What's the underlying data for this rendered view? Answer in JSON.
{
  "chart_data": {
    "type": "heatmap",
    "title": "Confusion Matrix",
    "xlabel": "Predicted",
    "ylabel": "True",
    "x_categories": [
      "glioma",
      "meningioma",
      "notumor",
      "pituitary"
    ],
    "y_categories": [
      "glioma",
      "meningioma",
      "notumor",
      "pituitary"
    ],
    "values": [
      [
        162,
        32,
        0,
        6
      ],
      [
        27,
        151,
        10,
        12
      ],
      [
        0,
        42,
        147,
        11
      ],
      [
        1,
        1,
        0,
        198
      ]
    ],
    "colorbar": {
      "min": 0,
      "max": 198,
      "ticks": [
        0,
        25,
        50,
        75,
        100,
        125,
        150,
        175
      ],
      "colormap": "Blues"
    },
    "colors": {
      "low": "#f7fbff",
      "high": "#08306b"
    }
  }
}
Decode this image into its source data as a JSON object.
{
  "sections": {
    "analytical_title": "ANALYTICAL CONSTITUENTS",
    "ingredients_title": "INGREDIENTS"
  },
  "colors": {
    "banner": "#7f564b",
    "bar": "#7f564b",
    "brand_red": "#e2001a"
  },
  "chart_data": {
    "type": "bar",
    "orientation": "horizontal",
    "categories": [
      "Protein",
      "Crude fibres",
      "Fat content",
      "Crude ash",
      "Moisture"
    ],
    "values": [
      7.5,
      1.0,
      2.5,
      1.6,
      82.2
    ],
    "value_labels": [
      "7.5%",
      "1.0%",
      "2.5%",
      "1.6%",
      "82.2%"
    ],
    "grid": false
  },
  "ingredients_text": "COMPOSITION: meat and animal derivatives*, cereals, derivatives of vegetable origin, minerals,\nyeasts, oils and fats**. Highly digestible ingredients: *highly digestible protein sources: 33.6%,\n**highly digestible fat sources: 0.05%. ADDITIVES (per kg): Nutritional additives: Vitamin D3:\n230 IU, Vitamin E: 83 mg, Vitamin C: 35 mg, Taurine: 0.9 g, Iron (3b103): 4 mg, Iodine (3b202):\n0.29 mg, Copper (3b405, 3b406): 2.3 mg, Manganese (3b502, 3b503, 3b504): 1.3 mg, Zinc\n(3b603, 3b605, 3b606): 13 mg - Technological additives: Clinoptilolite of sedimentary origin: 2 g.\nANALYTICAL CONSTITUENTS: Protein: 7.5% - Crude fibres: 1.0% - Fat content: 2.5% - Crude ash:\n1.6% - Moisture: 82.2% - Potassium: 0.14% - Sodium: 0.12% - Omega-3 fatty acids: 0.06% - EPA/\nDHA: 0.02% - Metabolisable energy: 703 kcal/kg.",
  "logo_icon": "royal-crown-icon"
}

*****

_Problem to solve_
Print all the entries above. Keep each one exact.

_Solution_
What's the underlying data for this rendered view? Answer in JSON.
{
  "chart_data": {
    "type": "heatmap",
    "title": "Confusion Matrix",
    "xlabel": "Predicted",
    "ylabel": "True",
    "x_categories": [
      "glioma",
      "meningioma",
      "notumor",
      "pituitary"
    ],
    "y_categories": [
      "glioma",
      "meningioma",
      "notumor",
      "pituitary"
    ],
    "values": [
      [
        162,
        32,
        0,
        6
      ],
      [
        27,
        151,
        10,
        12
      ],
      [
        0,
        42,
        147,
        11
      ],
      [
        1,
        1,
        0,
        198
      ]
    ],
    "colorbar": {
      "min": 0,
      "max": 198,
      "ticks": [
        0,
        25,
        50,
        75,
        100,
        125,
        150,
        175
      ],
      "colormap": "Blues"
    },
    "colors": {
      "low": "#f7fbff",
      "high": "#08306b"
    }
  }
}
Decode this image into its source data as a JSON object.
{
  "sections": {
    "analytical_title": "ANALYTICAL CONSTITUENTS",
    "ingredients_title": "INGREDIENTS"
  },
  "colors": {
    "banner": "#7f564b",
    "bar": "#7f564b",
    "brand_red": "#e2001a"
  },
  "chart_data": {
    "type": "bar",
    "orientation": "horizontal",
    "categories": [
      "Protein",
      "Crude fibres",
      "Fat content",
      "Crude ash",
      "Moisture"
    ],
    "values": [
      7.5,
      1.0,
      2.5,
      1.6,
      82.2
    ],
    "value_labels": [
      "7.5%",
      "1.0%",
      "2.5%",
      "1.6%",
      "82.2%"
    ],
    "grid": false
  },
  "ingredients_text": "COMPOSITION: meat and animal derivatives*, cereals, derivatives of vegetable origin, minerals,\nyeasts, oils and fats**. Highly digestible ingredients: *highly digestible protein sources: 33.6%,\n**highly digestible fat sources: 0.05%. ADDITIVES (per kg): Nutritional additives: Vitamin D3:\n230 IU, Vitamin E: 83 mg, Vitamin C: 35 mg, Taurine: 0.9 g, Iron (3b103): 4 mg, Iodine (3b202):\n0.29 mg, Copper (3b405, 3b406): 2.3 mg, Manganese (3b502, 3b503, 3b504): 1.3 mg, Zinc\n(3b603, 3b605, 3b606): 13 mg - Technological additives: Clinoptilolite of sedimentary origin: 2 g.\nANALYTICAL CONSTITUENTS: Protein: 7.5% - Crude fibres: 1.0% - Fat content: 2.5% - Crude ash:\n1.6% - Moisture: 82.2% - Potassium: 0.14% - Sodium: 0.12% - Omega-3 fatty acids: 0.06% - EPA/\nDHA: 0.02% - Metabolisable energy: 703 kcal/kg.",
  "logo_icon": "royal-crown-icon"
}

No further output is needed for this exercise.